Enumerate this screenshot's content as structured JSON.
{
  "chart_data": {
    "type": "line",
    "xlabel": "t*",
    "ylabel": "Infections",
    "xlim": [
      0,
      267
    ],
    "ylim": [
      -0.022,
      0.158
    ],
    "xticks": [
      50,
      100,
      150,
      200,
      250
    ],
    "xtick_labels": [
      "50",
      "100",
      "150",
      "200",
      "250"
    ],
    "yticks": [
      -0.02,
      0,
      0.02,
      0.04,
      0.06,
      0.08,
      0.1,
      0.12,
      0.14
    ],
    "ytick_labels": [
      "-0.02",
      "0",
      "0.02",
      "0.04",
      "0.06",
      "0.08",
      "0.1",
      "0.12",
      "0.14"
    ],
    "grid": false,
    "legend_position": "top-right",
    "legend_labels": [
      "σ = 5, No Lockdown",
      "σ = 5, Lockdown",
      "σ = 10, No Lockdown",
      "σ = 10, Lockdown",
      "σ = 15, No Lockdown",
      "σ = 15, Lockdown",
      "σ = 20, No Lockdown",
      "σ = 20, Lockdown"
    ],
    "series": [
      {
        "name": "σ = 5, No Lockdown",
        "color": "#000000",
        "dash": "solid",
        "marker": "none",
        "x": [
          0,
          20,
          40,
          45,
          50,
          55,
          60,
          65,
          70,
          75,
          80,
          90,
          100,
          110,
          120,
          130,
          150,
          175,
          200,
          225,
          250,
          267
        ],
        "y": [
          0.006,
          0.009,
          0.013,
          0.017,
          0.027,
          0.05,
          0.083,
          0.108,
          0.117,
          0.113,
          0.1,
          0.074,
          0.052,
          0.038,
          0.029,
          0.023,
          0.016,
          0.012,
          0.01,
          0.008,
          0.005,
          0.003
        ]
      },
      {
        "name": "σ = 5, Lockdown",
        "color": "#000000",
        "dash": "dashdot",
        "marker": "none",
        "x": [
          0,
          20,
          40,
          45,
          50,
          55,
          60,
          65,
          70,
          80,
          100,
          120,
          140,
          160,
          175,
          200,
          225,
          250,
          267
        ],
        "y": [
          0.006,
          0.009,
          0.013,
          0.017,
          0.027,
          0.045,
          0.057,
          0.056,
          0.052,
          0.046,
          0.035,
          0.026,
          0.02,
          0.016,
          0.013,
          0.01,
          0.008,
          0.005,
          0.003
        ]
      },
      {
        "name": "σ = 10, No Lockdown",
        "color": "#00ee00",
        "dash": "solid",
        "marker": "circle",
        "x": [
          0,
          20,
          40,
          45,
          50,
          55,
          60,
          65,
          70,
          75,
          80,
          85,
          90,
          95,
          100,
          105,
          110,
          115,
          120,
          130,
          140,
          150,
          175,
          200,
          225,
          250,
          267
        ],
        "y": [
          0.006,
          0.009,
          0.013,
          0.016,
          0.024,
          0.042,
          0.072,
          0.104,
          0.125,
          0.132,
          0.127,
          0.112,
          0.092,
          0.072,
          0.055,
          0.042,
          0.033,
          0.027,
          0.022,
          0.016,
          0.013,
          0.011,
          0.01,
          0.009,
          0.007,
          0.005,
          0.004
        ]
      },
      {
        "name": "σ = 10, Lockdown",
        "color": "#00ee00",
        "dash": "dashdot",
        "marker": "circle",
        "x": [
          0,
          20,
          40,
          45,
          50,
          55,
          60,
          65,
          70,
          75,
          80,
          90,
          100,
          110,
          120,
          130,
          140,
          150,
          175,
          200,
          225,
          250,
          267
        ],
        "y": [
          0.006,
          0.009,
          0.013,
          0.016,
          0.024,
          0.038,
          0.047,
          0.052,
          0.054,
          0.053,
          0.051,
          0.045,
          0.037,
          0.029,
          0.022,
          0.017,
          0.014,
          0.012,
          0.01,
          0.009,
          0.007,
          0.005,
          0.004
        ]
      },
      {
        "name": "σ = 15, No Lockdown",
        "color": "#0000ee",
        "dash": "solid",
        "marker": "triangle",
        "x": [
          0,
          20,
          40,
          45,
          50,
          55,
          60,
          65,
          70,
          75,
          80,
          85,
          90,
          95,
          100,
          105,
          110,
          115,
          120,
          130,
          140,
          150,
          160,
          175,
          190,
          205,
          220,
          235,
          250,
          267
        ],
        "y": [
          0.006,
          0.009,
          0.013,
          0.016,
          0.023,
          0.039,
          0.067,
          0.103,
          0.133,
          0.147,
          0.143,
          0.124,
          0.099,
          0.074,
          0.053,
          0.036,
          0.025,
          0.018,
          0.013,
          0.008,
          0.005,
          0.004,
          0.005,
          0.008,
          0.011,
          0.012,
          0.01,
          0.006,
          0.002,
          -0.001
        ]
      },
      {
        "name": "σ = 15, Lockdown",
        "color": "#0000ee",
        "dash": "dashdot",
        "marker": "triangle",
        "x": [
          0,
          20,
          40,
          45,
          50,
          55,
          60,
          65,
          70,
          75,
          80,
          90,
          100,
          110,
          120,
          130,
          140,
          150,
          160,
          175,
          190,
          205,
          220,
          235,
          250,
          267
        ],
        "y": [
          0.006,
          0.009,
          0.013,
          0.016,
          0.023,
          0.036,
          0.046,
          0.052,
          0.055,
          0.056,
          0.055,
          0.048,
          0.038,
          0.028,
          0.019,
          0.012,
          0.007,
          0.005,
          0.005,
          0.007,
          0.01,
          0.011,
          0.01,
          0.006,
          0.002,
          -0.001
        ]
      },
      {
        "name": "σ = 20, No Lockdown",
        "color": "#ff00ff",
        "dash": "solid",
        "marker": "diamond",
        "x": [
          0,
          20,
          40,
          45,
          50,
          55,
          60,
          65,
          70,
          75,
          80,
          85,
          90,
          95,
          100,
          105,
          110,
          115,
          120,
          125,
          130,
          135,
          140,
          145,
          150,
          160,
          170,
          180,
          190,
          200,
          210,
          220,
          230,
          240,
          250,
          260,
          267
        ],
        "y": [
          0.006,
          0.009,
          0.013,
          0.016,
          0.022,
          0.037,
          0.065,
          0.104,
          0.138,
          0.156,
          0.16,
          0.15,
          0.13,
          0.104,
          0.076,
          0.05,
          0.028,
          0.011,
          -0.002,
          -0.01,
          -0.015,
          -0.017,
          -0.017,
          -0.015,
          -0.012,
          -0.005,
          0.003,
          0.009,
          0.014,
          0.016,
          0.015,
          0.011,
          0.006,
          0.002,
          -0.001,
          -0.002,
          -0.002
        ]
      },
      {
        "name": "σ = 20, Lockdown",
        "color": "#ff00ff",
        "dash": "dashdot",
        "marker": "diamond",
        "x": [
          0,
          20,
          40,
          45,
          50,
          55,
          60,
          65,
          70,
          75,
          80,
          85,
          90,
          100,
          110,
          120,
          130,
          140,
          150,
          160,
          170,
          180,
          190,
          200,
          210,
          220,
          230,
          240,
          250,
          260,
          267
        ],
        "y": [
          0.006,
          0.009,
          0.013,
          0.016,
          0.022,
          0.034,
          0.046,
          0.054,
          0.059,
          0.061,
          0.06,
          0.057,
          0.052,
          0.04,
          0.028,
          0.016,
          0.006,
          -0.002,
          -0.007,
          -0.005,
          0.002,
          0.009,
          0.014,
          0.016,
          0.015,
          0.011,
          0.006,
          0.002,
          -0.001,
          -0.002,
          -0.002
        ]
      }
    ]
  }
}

::::::

> _YOUR INSTRUCTIONS_
Each line above must be reproduced exactly as it stands.

> _ANSWER TO THE TASK_
Enumerate this screenshot's content as structured JSON.
{
  "chart_data": {
    "type": "line",
    "xlabel": "t*",
    "ylabel": "Infections",
    "xlim": [
      0,
      267
    ],
    "ylim": [
      -0.022,
      0.158
    ],
    "xticks": [
      50,
      100,
      150,
      200,
      250
    ],
    "xtick_labels": [
      "50",
      "100",
      "150",
      "200",
      "250"
    ],
    "yticks": [
      -0.02,
      0,
      0.02,
      0.04,
      0.06,
      0.08,
      0.1,
      0.12,
      0.14
    ],
    "ytick_labels": [
      "-0.02",
      "0",
      "0.02",
      "0.04",
      "0.06",
      "0.08",
      "0.1",
      "0.12",
      "0.14"
    ],
    "grid": false,
    "legend_position": "top-right",
    "legend_labels": [
      "σ = 5, No Lockdown",
      "σ = 5, Lockdown",
      "σ = 10, No Lockdown",
      "σ = 10, Lockdown",
      "σ = 15, No Lockdown",
      "σ = 15, Lockdown",
      "σ = 20, No Lockdown",
      "σ = 20, Lockdown"
    ],
    "series": [
      {
        "name": "σ = 5, No Lockdown",
        "color": "#000000",
        "dash": "solid",
        "marker": "none",
        "x": [
          0,
          20,
          40,
          45,
          50,
          55,
          60,
          65,
          70,
          75,
          80,
          90,
          100,
          110,
          120,
          130,
          150,
          175,
          200,
          225,
          250,
          267
        ],
        "y": [
          0.006,
          0.009,
          0.013,
          0.017,
          0.027,
          0.05,
          0.083,
          0.108,
          0.117,
          0.113,
          0.1,
          0.074,
          0.052,
          0.038,
          0.029,
          0.023,
          0.016,
          0.012,
          0.01,
          0.008,
          0.005,
          0.003
        ]
      },
      {
        "name": "σ = 5, Lockdown",
        "color": "#000000",
        "dash": "dashdot",
        "marker": "none",
        "x": [
          0,
          20,
          40,
          45,
          50,
          55,
          60,
          65,
          70,
          80,
          100,
          120,
          140,
          160,
          175,
          200,
          225,
          250,
          267
        ],
        "y": [
          0.006,
          0.009,
          0.013,
          0.017,
          0.027,
          0.045,
          0.057,
          0.056,
          0.052,
          0.046,
          0.035,
          0.026,
          0.02,
          0.016,
          0.013,
          0.01,
          0.008,
          0.005,
          0.003
        ]
      },
      {
        "name": "σ = 10, No Lockdown",
        "color": "#00ee00",
        "dash": "solid",
        "marker": "circle",
        "x": [
          0,
          20,
          40,
          45,
          50,
          55,
          60,
          65,
          70,
          75,
          80,
          85,
          90,
          95,
          100,
          105,
          110,
          115,
          120,
          130,
          140,
          150,
          175,
          200,
          225,
          250,
          267
        ],
        "y": [
          0.006,
          0.009,
          0.013,
          0.016,
          0.024,
          0.042,
          0.072,
          0.104,
          0.125,
          0.132,
          0.127,
          0.112,
          0.092,
          0.072,
          0.055,
          0.042,
          0.033,
          0.027,
          0.022,
          0.016,
          0.013,
          0.011,
          0.01,
          0.009,
          0.007,
          0.005,
          0.004
        ]
      },
      {
        "name": "σ = 10, Lockdown",
        "color": "#00ee00",
        "dash": "dashdot",
        "marker": "circle",
        "x": [
          0,
          20,
          40,
          45,
          50,
          55,
          60,
          65,
          70,
          75,
          80,
          90,
          100,
          110,
          120,
          130,
          140,
          150,
          175,
          200,
          225,
          250,
          267
        ],
        "y": [
          0.006,
          0.009,
          0.013,
          0.016,
          0.024,
          0.038,
          0.047,
          0.052,
          0.054,
          0.053,
          0.051,
          0.045,
          0.037,
          0.029,
          0.022,
          0.017,
          0.014,
          0.012,
          0.01,
          0.009,
          0.007,
          0.005,
          0.004
        ]
      },
      {
        "name": "σ = 15, No Lockdown",
        "color": "#0000ee",
        "dash": "solid",
        "marker": "triangle",
        "x": [
          0,
          20,
          40,
          45,
          50,
          55,
          60,
          65,
          70,
          75,
          80,
          85,
          90,
          95,
          100,
          105,
          110,
          115,
          120,
          130,
          140,
          150,
          160,
          175,
          190,
          205,
          220,
          235,
          250,
          267
        ],
        "y": [
          0.006,
          0.009,
          0.013,
          0.016,
          0.023,
          0.039,
          0.067,
          0.103,
          0.133,
          0.147,
          0.143,
          0.124,
          0.099,
          0.074,
          0.053,
          0.036,
          0.025,
          0.018,
          0.013,
          0.008,
          0.005,
          0.004,
          0.005,
          0.008,
          0.011,
          0.012,
          0.01,
          0.006,
          0.002,
          -0.001
        ]
      },
      {
        "name": "σ = 15, Lockdown",
        "color": "#0000ee",
        "dash": "dashdot",
        "marker": "triangle",
        "x": [
          0,
          20,
          40,
          45,
          50,
          55,
          60,
          65,
          70,
          75,
          80,
          90,
          100,
          110,
          120,
          130,
          140,
          150,
          160,
          175,
          190,
          205,
          220,
          235,
          250,
          267
        ],
        "y": [
          0.006,
          0.009,
          0.013,
          0.016,
          0.023,
          0.036,
          0.046,
          0.052,
          0.055,
          0.056,
          0.055,
          0.048,
          0.038,
          0.028,
          0.019,
          0.012,
          0.007,
          0.005,
          0.005,
          0.007,
          0.01,
          0.011,
          0.01,
          0.006,
          0.002,
          -0.001
        ]
      },
      {
        "name": "σ = 20, No Lockdown",
        "color": "#ff00ff",
        "dash": "solid",
        "marker": "diamond",
        "x": [
          0,
          20,
          40,
          45,
          50,
          55,
          60,
          65,
          70,
          75,
          80,
          85,
          90,
          95,
          100,
          105,
          110,
          115,
          120,
          125,
          130,
          135,
          140,
          145,
          150,
          160,
          170,
          180,
          190,
          200,
          210,
          220,
          230,
          240,
          250,
          260,
          267
        ],
        "y": [
          0.006,
          0.009,
          0.013,
          0.016,
          0.022,
          0.037,
          0.065,
          0.104,
          0.138,
          0.156,
          0.16,
          0.15,
          0.13,
          0.104,
          0.076,
          0.05,
          0.028,
          0.011,
          -0.002,
          -0.01,
          -0.015,
          -0.017,
          -0.017,
          -0.015,
          -0.012,
          -0.005,
          0.003,
          0.009,
          0.014,
          0.016,
          0.015,
          0.011,
          0.006,
          0.002,
          -0.001,
          -0.002,
          -0.002
        ]
      },
      {
        "name": "σ = 20, Lockdown",
        "color": "#ff00ff",
        "dash": "dashdot",
        "marker": "diamond",
        "x": [
          0,
          20,
          40,
          45,
          50,
          55,
          60,
          65,
          70,
          75,
          80,
          85,
          90,
          100,
          110,
          120,
          130,
          140,
          150,
          160,
          170,
          180,
          190,
          200,
          210,
          220,
          230,
          240,
          250,
          260,
          267
        ],
        "y": [
          0.006,
          0.009,
          0.013,
          0.016,
          0.022,
          0.034,
          0.046,
          0.054,
          0.059,
          0.061,
          0.06,
          0.057,
          0.052,
          0.04,
          0.028,
          0.016,
          0.006,
          -0.002,
          -0.007,
          -0.005,
          0.002,
          0.009,
          0.014,
          0.016,
          0.015,
          0.011,
          0.006,
          0.002,
          -0.001,
          -0.002,
          -0.002
        ]
      }
    ]
  }
}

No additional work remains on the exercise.